**Required work**
Select every line holding the word "partial" and copy it.

================================

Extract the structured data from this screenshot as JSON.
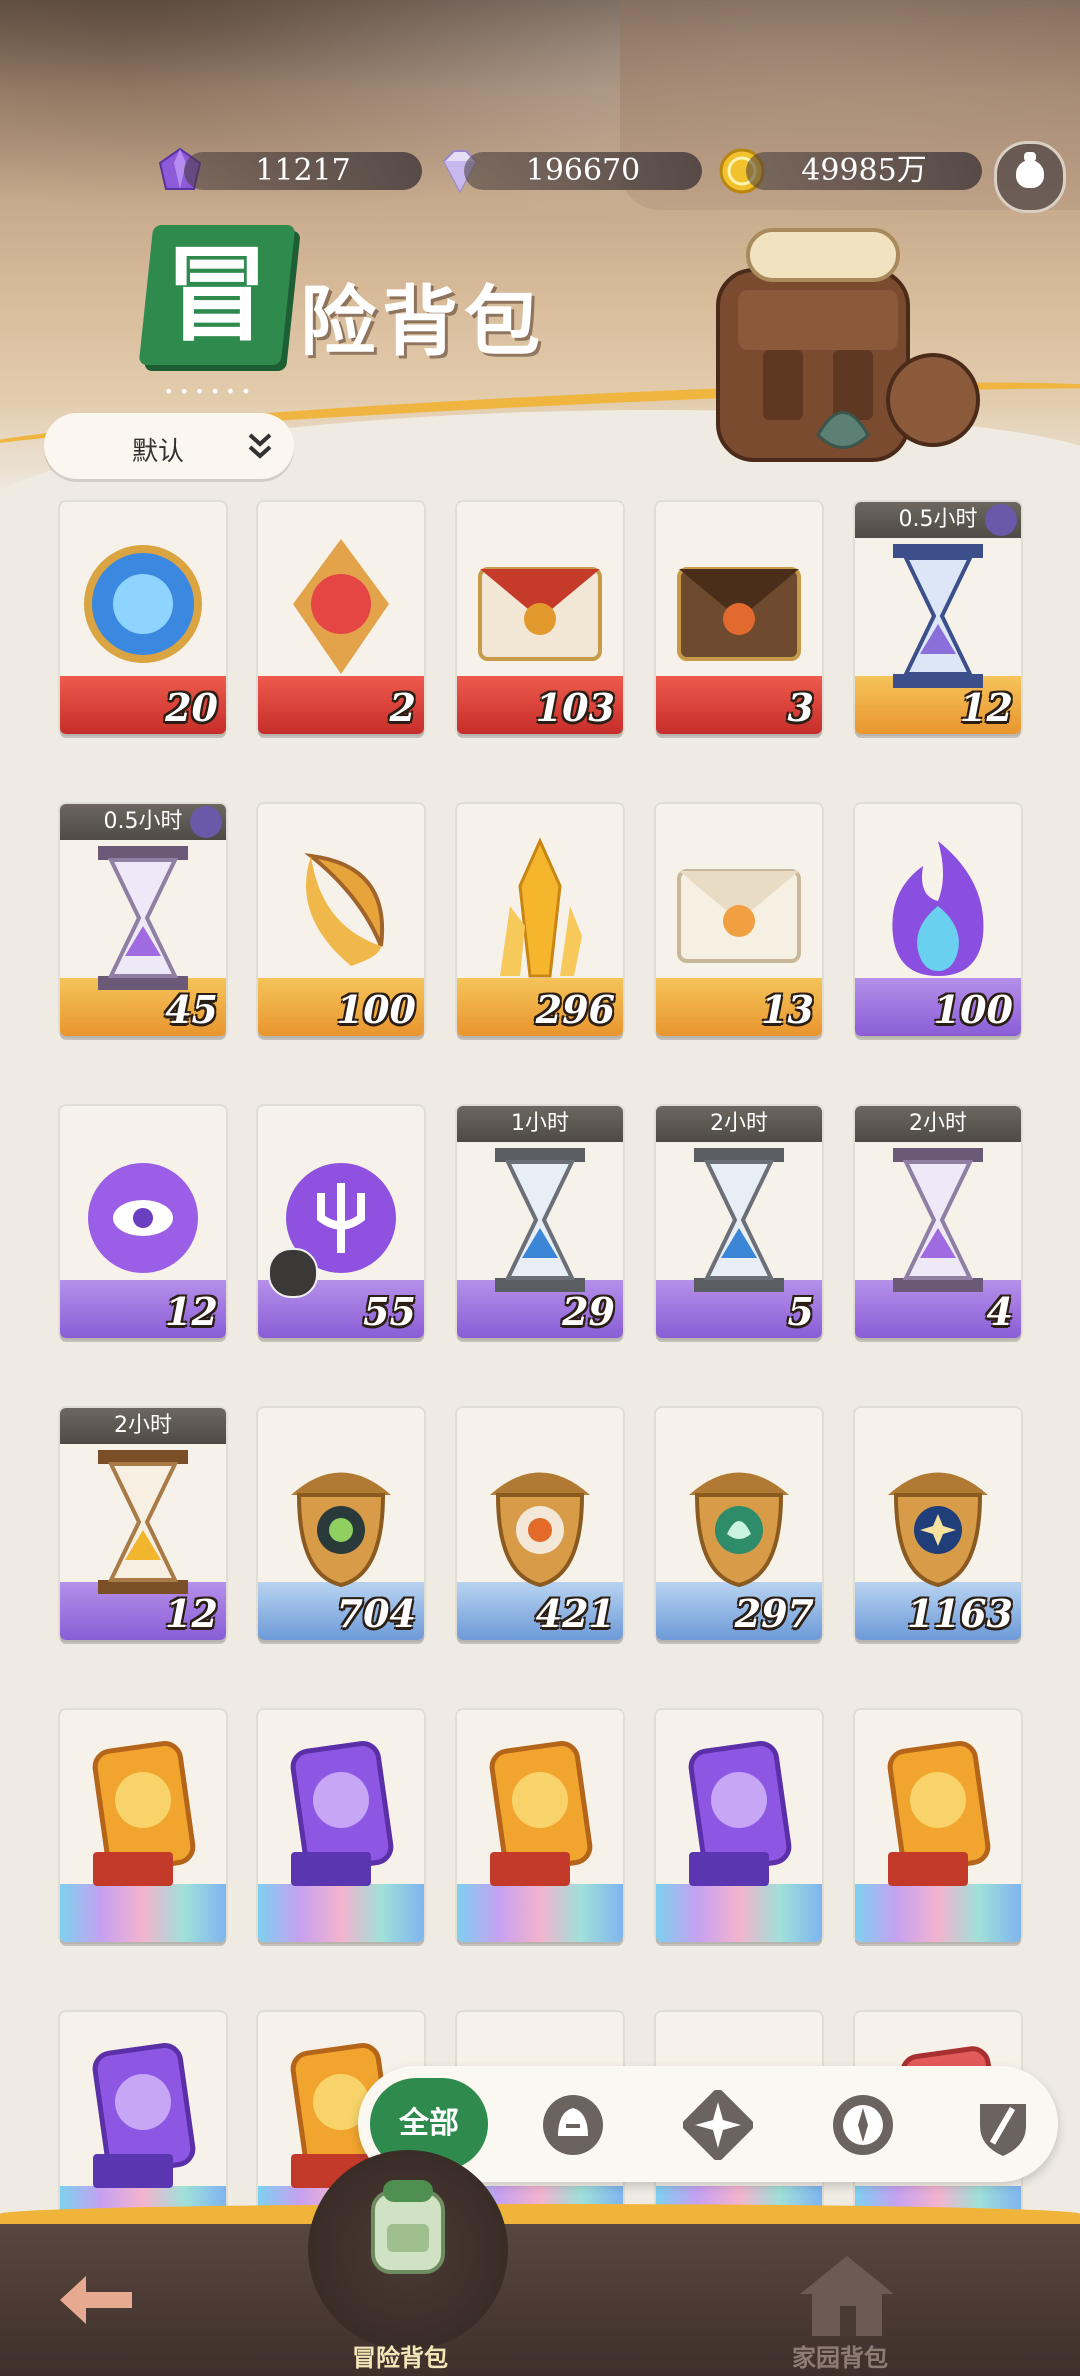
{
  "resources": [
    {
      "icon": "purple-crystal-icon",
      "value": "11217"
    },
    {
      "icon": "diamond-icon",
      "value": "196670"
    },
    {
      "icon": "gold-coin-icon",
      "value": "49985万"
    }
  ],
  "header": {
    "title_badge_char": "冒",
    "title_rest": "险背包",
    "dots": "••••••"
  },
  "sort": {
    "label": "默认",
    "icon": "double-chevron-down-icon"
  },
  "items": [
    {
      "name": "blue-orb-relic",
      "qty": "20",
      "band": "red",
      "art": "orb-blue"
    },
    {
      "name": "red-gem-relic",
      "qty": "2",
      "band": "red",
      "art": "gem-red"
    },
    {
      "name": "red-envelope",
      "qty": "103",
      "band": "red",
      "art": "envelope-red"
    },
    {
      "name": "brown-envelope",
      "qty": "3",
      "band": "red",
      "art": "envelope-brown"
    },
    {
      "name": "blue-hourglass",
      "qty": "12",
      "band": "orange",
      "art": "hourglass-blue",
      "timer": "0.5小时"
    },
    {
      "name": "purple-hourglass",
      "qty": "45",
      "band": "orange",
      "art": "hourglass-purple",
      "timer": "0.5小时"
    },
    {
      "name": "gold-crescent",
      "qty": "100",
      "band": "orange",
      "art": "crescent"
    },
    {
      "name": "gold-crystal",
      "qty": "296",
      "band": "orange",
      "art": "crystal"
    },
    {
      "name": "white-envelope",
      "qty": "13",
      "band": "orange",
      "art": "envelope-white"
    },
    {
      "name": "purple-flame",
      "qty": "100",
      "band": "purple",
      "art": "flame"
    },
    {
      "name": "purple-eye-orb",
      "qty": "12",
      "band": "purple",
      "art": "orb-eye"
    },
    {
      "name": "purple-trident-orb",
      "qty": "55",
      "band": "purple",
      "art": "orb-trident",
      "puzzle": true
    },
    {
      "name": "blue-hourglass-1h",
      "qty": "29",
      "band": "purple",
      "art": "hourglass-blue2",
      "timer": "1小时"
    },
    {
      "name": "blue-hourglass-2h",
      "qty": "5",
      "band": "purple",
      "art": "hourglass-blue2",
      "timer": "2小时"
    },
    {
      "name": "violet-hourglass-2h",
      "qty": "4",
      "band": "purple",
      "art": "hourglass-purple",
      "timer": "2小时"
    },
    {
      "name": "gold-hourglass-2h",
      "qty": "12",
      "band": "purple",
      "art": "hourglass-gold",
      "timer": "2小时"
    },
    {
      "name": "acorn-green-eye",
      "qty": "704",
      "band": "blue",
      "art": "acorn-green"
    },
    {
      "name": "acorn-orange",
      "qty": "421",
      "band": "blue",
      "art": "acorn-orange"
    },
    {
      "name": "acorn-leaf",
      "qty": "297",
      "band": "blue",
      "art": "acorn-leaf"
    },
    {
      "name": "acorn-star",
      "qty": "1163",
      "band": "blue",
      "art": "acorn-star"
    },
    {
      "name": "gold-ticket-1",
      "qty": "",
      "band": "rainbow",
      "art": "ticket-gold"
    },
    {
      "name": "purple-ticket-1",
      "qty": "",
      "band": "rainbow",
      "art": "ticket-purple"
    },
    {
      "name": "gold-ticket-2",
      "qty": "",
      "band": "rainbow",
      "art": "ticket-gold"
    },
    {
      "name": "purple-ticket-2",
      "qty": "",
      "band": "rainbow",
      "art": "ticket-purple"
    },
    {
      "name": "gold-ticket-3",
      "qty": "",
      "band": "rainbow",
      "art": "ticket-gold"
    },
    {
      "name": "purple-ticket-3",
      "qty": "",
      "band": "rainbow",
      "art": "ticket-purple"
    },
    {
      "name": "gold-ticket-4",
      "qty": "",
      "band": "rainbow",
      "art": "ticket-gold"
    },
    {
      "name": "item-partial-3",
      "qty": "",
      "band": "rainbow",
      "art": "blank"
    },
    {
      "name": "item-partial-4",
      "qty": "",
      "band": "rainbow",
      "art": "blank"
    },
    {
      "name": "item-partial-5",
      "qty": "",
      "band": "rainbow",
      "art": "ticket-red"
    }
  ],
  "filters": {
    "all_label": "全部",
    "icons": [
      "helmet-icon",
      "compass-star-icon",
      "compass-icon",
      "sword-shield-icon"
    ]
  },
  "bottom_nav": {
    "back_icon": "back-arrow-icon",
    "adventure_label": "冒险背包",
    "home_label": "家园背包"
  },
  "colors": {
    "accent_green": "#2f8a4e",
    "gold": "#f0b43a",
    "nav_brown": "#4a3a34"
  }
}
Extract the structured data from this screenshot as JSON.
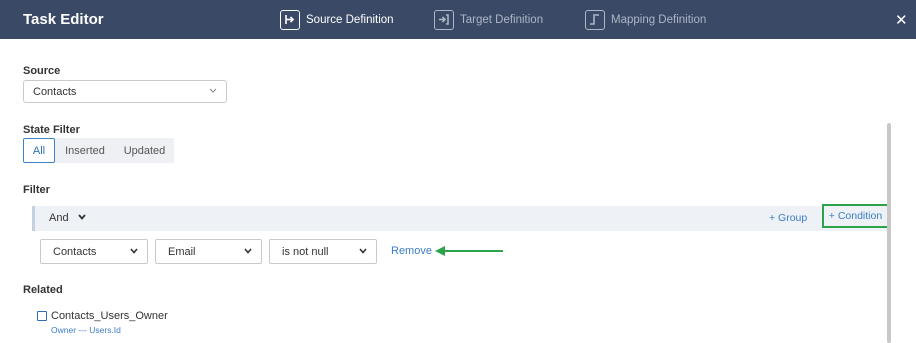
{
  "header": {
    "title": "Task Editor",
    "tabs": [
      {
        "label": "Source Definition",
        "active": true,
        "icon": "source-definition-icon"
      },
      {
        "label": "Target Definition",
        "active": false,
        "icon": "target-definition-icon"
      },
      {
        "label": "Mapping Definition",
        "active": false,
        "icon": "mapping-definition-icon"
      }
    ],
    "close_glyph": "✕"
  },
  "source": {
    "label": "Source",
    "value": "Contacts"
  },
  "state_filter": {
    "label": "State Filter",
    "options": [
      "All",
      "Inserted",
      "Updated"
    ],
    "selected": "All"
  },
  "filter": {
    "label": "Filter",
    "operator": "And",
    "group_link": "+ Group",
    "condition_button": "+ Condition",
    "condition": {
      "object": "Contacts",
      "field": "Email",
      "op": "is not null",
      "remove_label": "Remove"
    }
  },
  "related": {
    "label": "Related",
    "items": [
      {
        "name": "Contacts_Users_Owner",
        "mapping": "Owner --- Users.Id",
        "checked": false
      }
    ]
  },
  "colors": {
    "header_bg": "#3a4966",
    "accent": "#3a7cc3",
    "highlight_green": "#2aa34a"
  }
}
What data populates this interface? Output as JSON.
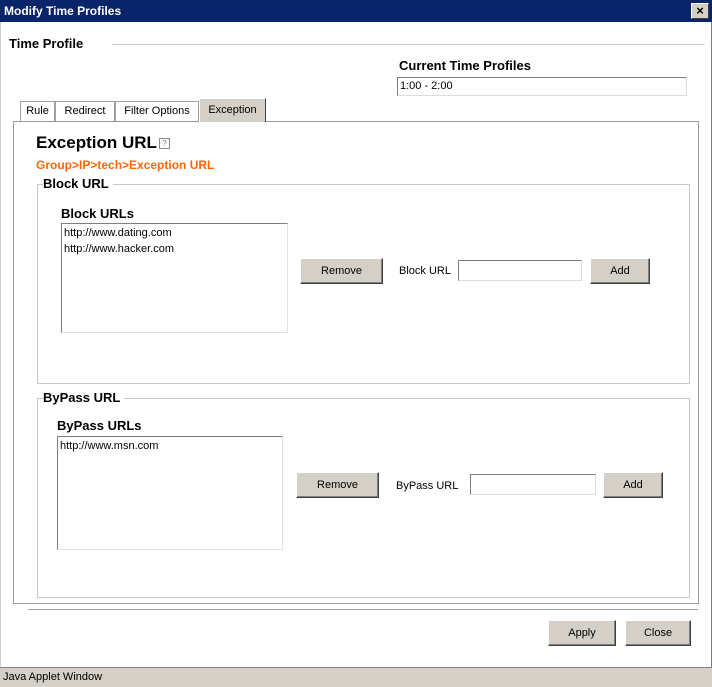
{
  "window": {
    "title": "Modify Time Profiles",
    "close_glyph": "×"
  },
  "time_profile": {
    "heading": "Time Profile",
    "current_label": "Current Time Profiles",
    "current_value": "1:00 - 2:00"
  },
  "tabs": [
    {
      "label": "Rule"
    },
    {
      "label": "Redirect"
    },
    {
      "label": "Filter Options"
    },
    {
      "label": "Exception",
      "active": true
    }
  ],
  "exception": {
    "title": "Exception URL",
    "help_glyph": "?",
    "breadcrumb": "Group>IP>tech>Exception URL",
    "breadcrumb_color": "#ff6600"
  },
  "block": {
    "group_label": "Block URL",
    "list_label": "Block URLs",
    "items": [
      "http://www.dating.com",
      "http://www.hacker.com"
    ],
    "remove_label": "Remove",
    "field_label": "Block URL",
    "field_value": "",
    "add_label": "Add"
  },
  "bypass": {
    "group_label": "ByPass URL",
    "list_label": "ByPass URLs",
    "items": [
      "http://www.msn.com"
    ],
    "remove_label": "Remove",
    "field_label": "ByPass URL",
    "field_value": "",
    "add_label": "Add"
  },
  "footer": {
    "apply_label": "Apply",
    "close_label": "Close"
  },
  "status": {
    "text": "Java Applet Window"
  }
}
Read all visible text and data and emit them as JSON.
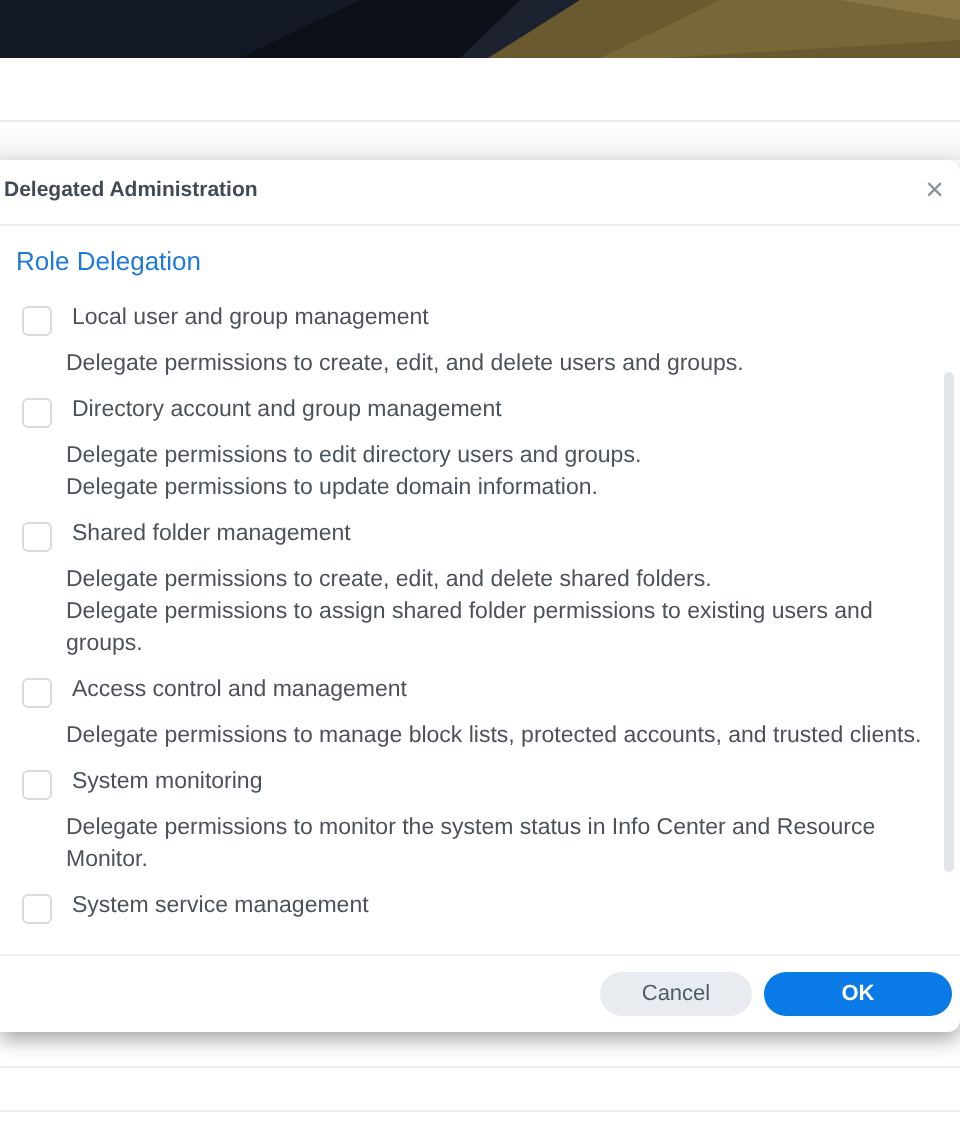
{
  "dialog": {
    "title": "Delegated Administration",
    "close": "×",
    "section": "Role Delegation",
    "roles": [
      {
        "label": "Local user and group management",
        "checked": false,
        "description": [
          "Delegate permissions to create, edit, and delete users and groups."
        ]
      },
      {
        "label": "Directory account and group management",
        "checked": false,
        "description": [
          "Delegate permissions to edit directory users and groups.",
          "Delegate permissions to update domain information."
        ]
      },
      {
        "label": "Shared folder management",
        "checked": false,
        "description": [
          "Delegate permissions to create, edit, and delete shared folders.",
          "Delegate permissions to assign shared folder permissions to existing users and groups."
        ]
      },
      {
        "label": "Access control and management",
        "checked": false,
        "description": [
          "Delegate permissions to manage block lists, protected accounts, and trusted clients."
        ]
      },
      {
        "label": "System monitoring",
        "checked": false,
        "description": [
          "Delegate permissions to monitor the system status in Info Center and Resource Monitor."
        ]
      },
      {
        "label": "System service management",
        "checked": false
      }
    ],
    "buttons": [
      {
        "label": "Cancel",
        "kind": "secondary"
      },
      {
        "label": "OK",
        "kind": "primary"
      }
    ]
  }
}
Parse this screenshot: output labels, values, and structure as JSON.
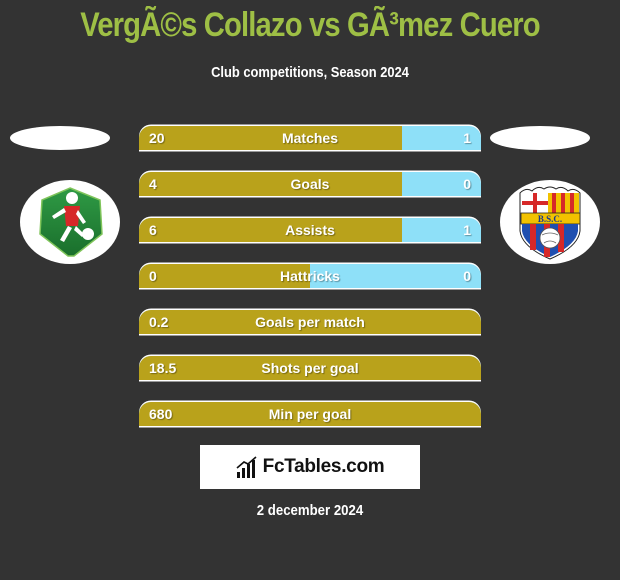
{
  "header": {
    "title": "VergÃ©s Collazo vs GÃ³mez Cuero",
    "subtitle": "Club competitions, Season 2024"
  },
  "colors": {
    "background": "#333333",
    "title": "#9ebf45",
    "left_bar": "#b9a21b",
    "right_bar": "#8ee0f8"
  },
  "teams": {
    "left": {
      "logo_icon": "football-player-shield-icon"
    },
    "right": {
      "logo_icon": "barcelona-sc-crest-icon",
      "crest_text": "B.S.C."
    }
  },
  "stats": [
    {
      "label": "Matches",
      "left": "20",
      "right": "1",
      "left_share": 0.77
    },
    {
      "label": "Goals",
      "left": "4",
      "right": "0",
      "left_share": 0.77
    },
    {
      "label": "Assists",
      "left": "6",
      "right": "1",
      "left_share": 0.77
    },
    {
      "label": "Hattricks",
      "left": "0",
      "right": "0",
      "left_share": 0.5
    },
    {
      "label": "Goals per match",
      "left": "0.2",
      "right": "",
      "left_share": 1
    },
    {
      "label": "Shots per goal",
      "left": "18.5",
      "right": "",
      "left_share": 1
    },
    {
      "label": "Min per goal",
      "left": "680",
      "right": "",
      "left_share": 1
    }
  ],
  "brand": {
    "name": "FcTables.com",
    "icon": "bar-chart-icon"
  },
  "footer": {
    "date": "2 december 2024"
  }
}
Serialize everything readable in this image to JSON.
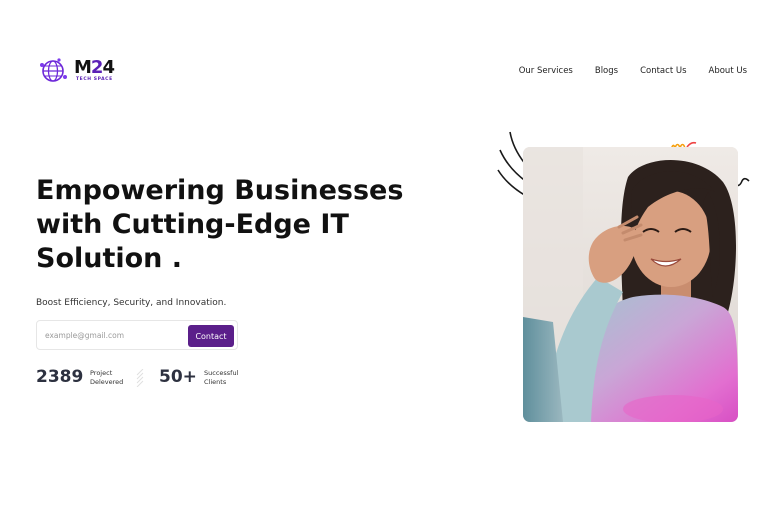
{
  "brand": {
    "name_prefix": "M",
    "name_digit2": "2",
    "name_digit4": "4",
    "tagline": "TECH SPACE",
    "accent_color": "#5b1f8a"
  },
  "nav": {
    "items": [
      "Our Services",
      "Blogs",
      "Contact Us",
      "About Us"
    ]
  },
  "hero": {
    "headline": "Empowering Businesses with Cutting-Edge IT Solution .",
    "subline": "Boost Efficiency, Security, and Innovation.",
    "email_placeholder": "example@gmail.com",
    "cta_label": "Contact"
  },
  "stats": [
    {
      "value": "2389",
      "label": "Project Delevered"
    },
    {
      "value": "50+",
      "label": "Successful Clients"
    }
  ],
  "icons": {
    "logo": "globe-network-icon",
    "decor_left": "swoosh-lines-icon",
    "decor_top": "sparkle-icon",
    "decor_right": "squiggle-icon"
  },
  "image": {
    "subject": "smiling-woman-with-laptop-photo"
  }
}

================================

**Answer for the task**
      "name": "item-partial-3",
      "name": "item-partial-4",
      "name": "item-partial-5",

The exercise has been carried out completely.